→ **Requirement**
Write each line word for word, from the line that contains "Extract all readable text from this page." through the last line of the material below.

Extracted data entries:
------------------------

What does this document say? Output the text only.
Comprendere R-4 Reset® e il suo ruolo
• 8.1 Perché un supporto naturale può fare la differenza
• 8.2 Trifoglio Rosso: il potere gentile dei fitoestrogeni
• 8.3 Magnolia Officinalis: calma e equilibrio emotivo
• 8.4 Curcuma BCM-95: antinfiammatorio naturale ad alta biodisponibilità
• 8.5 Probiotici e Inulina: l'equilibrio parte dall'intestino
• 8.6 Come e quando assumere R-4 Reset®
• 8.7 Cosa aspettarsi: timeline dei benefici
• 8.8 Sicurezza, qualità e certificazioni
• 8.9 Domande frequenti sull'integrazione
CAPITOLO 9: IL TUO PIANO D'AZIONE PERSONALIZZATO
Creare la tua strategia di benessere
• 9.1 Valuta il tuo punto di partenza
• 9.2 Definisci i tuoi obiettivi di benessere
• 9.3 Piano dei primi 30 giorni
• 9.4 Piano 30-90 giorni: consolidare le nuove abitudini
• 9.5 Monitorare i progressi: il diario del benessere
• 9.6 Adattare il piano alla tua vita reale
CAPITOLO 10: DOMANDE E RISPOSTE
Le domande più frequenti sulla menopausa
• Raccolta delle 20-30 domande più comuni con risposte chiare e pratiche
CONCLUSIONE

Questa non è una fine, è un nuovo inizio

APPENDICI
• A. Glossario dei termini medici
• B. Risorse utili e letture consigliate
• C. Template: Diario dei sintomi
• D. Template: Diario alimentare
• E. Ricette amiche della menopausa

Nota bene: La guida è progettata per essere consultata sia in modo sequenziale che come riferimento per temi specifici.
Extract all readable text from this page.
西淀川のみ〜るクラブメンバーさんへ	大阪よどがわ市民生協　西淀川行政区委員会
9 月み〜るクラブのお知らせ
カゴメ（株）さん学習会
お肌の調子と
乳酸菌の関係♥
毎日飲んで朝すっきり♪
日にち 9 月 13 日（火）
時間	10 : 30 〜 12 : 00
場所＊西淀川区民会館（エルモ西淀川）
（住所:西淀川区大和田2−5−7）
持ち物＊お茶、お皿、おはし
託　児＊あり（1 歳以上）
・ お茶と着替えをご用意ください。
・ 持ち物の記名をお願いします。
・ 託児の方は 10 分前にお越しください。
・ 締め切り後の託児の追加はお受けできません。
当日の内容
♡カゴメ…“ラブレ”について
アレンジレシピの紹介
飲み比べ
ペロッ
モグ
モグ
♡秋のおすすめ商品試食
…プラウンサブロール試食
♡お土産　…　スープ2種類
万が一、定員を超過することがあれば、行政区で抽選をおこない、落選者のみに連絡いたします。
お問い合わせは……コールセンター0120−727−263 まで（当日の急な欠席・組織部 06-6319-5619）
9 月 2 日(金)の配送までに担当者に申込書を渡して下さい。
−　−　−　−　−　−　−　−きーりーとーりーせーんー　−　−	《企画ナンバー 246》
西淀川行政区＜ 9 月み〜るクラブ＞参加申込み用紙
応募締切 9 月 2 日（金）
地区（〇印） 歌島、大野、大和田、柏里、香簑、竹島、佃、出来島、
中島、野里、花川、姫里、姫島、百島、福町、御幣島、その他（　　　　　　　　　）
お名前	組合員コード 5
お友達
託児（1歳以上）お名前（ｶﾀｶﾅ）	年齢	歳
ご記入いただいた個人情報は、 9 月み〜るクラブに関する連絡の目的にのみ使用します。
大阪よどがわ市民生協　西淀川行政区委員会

------------------------

→ **Response for this exercise**
Extract all readable text from this page.
西淀川のみ〜るクラブメンバーさんへ	大阪よどがわ市民生協　西淀川行政区委員会
9 月み〜るクラブのお知らせ
カゴメ（株）さん学習会
お肌の調子と
乳酸菌の関係♥
毎日飲んで朝すっきり♪
日にち 9 月 13 日（火）
時間	10 : 30 〜 12 : 00
場所＊西淀川区民会館（エルモ西淀川）
（住所:西淀川区大和田2−5−7）
持ち物＊お茶、お皿、おはし
託　児＊あり（1 歳以上）
・ お茶と着替えをご用意ください。
・ 持ち物の記名をお願いします。
・ 託児の方は 10 分前にお越しください。
・ 締め切り後の託児の追加はお受けできません。
当日の内容
♡カゴメ…“ラブレ”について
アレンジレシピの紹介
飲み比べ
ペロッ
モグ
モグ
♡秋のおすすめ商品試食
…プラウンサブロール試食
♡お土産　…　スープ2種類
万が一、定員を超過することがあれば、行政区で抽選をおこない、落選者のみに連絡いたします。
お問い合わせは……コールセンター0120−727−263 まで（当日の急な欠席・組織部 06-6319-5619）
9 月 2 日(金)の配送までに担当者に申込書を渡して下さい。
−　−　−　−　−　−　−　−きーりーとーりーせーんー　−　−	《企画ナンバー 246》
西淀川行政区＜ 9 月み〜るクラブ＞参加申込み用紙
応募締切 9 月 2 日（金）
地区（〇印） 歌島、大野、大和田、柏里、香簑、竹島、佃、出来島、
中島、野里、花川、姫里、姫島、百島、福町、御幣島、その他（　　　　　　　　　）
お名前	組合員コード 5
お友達
託児（1歳以上）お名前（ｶﾀｶﾅ）	年齢	歳
ご記入いただいた個人情報は、 9 月み〜るクラブに関する連絡の目的にのみ使用します。
大阪よどがわ市民生協　西淀川行政区委員会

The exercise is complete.